EXERCISE REQUIREMENTS:
Pick out all lines of the entries that include the word "face" and copy them.

═════ INPUT RECORDS

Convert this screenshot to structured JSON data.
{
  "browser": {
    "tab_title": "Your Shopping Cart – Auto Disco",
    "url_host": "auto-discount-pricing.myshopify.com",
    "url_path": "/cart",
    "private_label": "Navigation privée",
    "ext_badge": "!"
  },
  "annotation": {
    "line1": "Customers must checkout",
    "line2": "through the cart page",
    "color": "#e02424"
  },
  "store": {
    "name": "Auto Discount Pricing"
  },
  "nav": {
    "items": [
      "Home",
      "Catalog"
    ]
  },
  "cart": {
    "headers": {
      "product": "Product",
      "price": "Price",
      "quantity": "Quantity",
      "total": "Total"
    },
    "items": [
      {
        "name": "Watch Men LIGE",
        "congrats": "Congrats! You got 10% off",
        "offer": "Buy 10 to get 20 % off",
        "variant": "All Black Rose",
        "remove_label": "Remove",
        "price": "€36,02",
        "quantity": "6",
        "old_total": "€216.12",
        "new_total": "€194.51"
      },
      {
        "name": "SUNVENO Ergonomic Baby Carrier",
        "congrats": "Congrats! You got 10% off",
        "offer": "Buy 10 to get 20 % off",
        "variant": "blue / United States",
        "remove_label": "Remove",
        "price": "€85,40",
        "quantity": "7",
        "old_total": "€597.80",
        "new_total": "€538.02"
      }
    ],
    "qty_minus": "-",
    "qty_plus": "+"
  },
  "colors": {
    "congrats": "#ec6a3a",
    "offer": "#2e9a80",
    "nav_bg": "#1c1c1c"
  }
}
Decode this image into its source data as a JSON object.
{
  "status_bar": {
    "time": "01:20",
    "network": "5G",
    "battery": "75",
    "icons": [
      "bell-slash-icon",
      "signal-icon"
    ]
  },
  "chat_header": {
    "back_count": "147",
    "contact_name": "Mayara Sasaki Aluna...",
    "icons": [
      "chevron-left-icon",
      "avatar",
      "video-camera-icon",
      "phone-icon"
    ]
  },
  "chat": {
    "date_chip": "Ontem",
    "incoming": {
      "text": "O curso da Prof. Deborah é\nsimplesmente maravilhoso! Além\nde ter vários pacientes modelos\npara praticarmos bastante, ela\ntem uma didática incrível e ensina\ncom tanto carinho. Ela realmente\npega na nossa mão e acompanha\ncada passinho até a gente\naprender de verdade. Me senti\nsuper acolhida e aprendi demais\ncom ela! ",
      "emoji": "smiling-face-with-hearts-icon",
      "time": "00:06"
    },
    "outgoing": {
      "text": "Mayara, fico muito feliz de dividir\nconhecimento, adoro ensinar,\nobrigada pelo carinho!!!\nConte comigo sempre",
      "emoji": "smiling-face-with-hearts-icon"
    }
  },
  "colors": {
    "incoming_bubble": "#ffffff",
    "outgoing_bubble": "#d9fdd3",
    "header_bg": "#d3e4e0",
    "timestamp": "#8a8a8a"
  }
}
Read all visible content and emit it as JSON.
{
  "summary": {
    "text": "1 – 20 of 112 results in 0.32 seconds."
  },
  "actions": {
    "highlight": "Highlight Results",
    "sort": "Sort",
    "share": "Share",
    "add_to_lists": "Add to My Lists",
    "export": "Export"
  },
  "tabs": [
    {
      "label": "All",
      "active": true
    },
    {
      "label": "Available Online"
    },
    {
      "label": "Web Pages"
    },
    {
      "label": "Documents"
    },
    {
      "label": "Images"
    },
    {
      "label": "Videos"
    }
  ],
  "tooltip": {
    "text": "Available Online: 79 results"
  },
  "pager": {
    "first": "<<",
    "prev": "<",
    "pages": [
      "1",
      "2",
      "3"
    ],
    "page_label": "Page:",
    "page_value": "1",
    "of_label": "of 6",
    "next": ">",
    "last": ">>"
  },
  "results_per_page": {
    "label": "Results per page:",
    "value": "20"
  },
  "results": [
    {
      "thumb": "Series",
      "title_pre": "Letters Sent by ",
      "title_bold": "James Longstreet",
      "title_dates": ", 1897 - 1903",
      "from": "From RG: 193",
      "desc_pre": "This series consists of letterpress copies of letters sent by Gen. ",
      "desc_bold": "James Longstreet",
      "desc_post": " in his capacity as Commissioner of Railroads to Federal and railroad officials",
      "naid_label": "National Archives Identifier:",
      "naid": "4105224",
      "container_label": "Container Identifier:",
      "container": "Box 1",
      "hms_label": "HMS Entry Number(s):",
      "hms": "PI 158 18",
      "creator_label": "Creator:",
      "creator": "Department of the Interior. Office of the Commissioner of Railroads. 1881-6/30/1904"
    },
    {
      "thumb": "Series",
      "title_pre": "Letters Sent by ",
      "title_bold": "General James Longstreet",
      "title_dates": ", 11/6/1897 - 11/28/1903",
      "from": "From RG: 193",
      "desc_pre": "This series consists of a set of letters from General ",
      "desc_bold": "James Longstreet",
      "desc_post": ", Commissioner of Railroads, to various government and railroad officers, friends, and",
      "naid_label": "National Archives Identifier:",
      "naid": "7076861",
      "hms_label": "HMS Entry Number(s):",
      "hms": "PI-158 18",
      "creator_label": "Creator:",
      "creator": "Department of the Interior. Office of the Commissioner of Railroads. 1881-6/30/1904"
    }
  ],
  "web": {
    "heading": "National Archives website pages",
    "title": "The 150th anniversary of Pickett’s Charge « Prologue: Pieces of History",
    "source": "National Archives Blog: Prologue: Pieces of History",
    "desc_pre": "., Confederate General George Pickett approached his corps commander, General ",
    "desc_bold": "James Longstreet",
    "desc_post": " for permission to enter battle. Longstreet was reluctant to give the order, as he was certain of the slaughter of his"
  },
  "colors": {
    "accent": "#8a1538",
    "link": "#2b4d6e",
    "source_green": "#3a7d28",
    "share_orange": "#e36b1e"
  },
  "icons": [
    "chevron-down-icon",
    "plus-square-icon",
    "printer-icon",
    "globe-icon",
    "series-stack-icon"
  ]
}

══════════

WORKED SOLUTION:
      "emoji": "smiling-face-with-hearts-icon",
      "emoji": "smiling-face-with-hearts-icon"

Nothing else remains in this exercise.